• DATA EXTRACT:
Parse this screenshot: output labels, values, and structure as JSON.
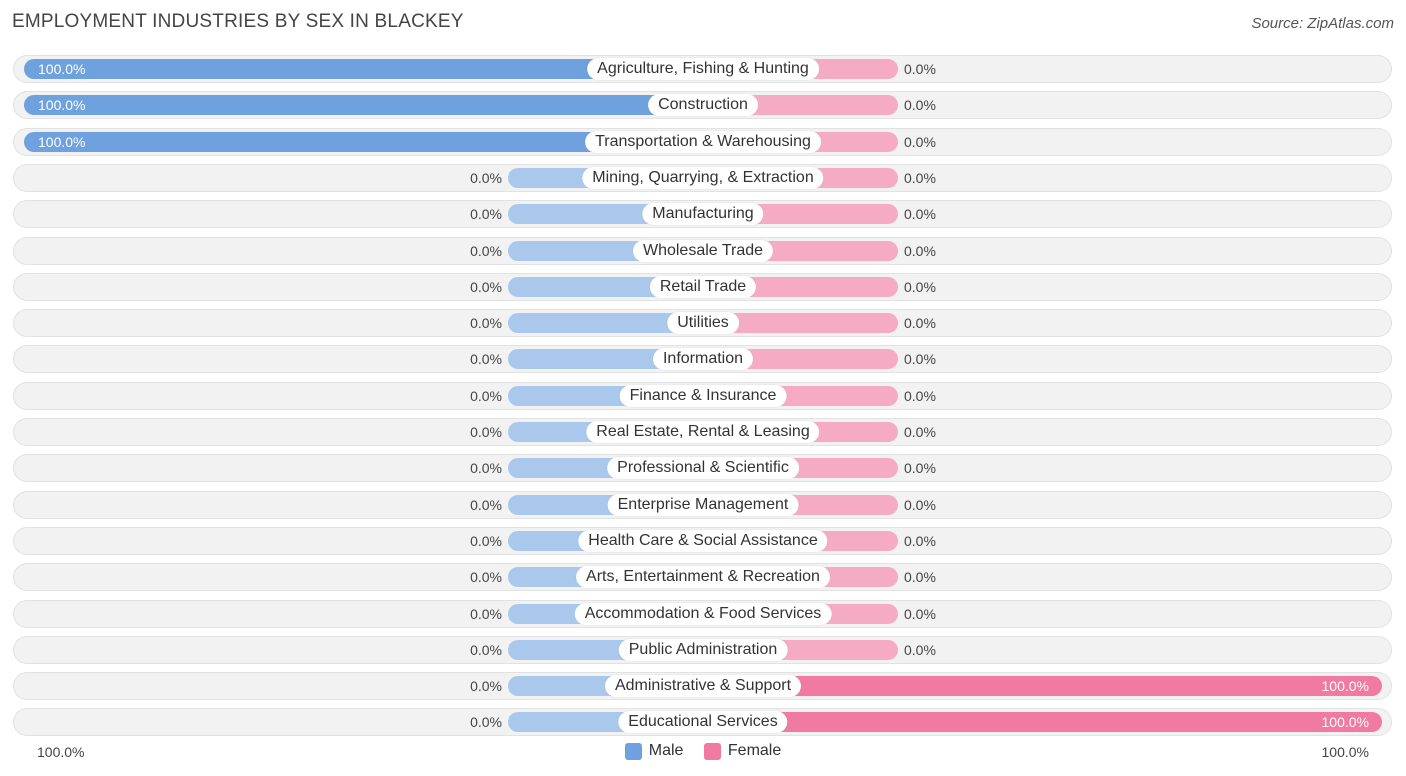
{
  "title": "EMPLOYMENT INDUSTRIES BY SEX IN BLACKEY",
  "source": "Source: ZipAtlas.com",
  "colors": {
    "male": "#6ea1dd",
    "male_light": "#aac8ec",
    "female": "#f07aa1",
    "female_light": "#f6abc4"
  },
  "chart_data": {
    "type": "bar",
    "orientation": "horizontal-diverging",
    "categories": [
      "Agriculture, Fishing & Hunting",
      "Construction",
      "Transportation & Warehousing",
      "Mining, Quarrying, & Extraction",
      "Manufacturing",
      "Wholesale Trade",
      "Retail Trade",
      "Utilities",
      "Information",
      "Finance & Insurance",
      "Real Estate, Rental & Leasing",
      "Professional & Scientific",
      "Enterprise Management",
      "Health Care & Social Assistance",
      "Arts, Entertainment & Recreation",
      "Accommodation & Food Services",
      "Public Administration",
      "Administrative & Support",
      "Educational Services"
    ],
    "series": [
      {
        "name": "Male",
        "values": [
          100,
          100,
          100,
          0,
          0,
          0,
          0,
          0,
          0,
          0,
          0,
          0,
          0,
          0,
          0,
          0,
          0,
          0,
          0
        ],
        "labels": [
          "100.0%",
          "100.0%",
          "100.0%",
          "0.0%",
          "0.0%",
          "0.0%",
          "0.0%",
          "0.0%",
          "0.0%",
          "0.0%",
          "0.0%",
          "0.0%",
          "0.0%",
          "0.0%",
          "0.0%",
          "0.0%",
          "0.0%",
          "0.0%",
          "0.0%"
        ]
      },
      {
        "name": "Female",
        "values": [
          0,
          0,
          0,
          0,
          0,
          0,
          0,
          0,
          0,
          0,
          0,
          0,
          0,
          0,
          0,
          0,
          0,
          100,
          100
        ],
        "labels": [
          "0.0%",
          "0.0%",
          "0.0%",
          "0.0%",
          "0.0%",
          "0.0%",
          "0.0%",
          "0.0%",
          "0.0%",
          "0.0%",
          "0.0%",
          "0.0%",
          "0.0%",
          "0.0%",
          "0.0%",
          "0.0%",
          "0.0%",
          "100.0%",
          "100.0%"
        ]
      }
    ],
    "xlim": [
      -100,
      100
    ],
    "axis_left_label": "100.0%",
    "axis_right_label": "100.0%",
    "legend": [
      "Male",
      "Female"
    ],
    "legend_position": "bottom-center"
  }
}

• PROBLEM TO WORK ON: What is the number of lines in the data above that include the word "Services"? Answer with that number only.

• SOLUTION: 2